• Work to complete:
Search the records that follow and extract every line containing the string "submitted".

• Source data:
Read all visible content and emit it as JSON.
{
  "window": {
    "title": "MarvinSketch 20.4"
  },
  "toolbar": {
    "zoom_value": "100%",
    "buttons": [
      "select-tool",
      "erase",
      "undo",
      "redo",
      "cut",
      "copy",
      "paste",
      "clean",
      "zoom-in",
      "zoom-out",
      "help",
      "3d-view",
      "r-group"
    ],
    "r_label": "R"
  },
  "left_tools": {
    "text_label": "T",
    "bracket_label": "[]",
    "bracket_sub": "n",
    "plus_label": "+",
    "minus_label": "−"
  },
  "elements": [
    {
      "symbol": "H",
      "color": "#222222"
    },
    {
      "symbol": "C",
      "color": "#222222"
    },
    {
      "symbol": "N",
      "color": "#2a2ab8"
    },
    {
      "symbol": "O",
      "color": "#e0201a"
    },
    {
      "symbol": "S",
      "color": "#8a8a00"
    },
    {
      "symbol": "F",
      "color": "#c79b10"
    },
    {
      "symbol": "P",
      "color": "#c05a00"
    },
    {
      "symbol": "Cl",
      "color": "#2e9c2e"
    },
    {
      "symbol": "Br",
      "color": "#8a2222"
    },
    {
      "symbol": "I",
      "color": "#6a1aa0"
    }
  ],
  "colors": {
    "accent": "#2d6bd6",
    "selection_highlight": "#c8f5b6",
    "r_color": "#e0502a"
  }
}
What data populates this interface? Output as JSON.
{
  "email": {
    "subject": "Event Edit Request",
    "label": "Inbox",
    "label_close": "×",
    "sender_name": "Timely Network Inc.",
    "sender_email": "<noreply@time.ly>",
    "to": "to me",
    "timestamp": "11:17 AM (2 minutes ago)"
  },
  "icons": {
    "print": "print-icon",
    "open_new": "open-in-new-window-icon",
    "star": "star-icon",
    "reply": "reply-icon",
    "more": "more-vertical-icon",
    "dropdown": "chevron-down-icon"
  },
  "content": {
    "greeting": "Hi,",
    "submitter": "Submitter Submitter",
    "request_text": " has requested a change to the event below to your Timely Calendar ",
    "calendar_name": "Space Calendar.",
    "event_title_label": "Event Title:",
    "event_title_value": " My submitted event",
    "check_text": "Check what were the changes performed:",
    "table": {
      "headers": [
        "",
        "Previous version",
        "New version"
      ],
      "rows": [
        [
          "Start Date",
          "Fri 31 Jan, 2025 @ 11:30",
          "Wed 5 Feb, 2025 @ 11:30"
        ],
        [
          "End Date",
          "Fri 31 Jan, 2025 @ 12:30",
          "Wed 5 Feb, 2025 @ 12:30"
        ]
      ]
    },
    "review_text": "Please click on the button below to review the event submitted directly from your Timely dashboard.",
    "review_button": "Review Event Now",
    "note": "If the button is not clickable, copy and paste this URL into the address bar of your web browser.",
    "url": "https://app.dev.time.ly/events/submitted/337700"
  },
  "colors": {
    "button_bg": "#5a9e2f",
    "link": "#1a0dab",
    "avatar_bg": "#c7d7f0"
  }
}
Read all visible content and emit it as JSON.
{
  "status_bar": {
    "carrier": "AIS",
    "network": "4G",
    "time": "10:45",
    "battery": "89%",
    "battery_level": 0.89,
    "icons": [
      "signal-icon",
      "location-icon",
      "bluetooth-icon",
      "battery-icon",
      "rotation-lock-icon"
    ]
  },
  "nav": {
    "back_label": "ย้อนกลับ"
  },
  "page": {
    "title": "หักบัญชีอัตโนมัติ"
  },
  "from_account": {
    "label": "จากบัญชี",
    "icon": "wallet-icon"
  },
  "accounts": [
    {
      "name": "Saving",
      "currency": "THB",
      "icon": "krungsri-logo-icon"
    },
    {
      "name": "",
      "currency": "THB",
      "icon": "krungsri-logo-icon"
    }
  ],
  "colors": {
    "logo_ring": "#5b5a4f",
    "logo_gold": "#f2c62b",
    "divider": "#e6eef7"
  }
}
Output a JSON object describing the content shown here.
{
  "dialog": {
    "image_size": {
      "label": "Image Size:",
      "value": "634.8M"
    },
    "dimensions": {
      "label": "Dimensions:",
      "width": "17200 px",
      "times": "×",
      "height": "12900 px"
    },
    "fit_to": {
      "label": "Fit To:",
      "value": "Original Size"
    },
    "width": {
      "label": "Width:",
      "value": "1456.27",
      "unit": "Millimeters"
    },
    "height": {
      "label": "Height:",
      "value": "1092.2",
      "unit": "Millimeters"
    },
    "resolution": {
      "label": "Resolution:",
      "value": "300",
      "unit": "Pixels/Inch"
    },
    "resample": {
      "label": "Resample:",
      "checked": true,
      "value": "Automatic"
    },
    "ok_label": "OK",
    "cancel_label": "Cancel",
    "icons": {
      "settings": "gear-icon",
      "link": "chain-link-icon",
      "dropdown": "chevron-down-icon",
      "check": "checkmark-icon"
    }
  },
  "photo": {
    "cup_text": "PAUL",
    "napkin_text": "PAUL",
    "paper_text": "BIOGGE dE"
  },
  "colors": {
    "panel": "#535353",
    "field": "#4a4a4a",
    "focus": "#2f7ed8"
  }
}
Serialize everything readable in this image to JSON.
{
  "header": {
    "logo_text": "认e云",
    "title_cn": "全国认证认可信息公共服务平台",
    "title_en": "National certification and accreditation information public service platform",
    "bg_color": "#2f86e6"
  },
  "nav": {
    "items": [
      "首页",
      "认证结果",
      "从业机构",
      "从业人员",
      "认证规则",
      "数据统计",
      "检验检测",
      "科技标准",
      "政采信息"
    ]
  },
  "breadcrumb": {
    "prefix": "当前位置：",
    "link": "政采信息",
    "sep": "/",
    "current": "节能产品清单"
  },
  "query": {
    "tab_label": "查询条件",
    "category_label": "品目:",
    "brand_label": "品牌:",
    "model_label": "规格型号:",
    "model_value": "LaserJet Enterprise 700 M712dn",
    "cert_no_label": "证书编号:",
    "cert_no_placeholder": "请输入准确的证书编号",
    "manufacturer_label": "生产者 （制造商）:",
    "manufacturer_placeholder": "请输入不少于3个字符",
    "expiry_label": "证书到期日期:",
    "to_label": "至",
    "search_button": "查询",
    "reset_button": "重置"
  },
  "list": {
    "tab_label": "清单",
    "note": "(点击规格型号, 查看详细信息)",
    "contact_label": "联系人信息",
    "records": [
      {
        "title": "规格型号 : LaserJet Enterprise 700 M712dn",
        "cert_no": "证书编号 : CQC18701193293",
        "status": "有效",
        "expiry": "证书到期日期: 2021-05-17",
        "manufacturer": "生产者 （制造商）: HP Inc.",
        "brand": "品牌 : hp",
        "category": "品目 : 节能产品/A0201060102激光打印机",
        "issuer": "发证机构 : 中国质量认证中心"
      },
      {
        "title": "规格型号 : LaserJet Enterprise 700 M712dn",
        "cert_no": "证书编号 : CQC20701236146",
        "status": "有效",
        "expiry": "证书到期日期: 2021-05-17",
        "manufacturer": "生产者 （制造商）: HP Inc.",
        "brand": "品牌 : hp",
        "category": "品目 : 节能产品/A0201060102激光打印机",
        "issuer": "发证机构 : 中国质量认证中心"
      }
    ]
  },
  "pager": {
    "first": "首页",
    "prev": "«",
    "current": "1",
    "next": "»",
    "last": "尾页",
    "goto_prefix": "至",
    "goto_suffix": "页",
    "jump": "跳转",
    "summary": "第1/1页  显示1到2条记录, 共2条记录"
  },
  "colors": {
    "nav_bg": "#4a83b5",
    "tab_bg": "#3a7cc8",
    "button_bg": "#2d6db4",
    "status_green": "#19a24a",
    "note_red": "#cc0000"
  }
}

• Expected answer:
    "event_title_value": " My submitted event",
    "review_text": "Please click on the button below to review the event submitted directly from your Timely dashboard.",
    "url": "https://app.dev.time.ly/events/submitted/337700"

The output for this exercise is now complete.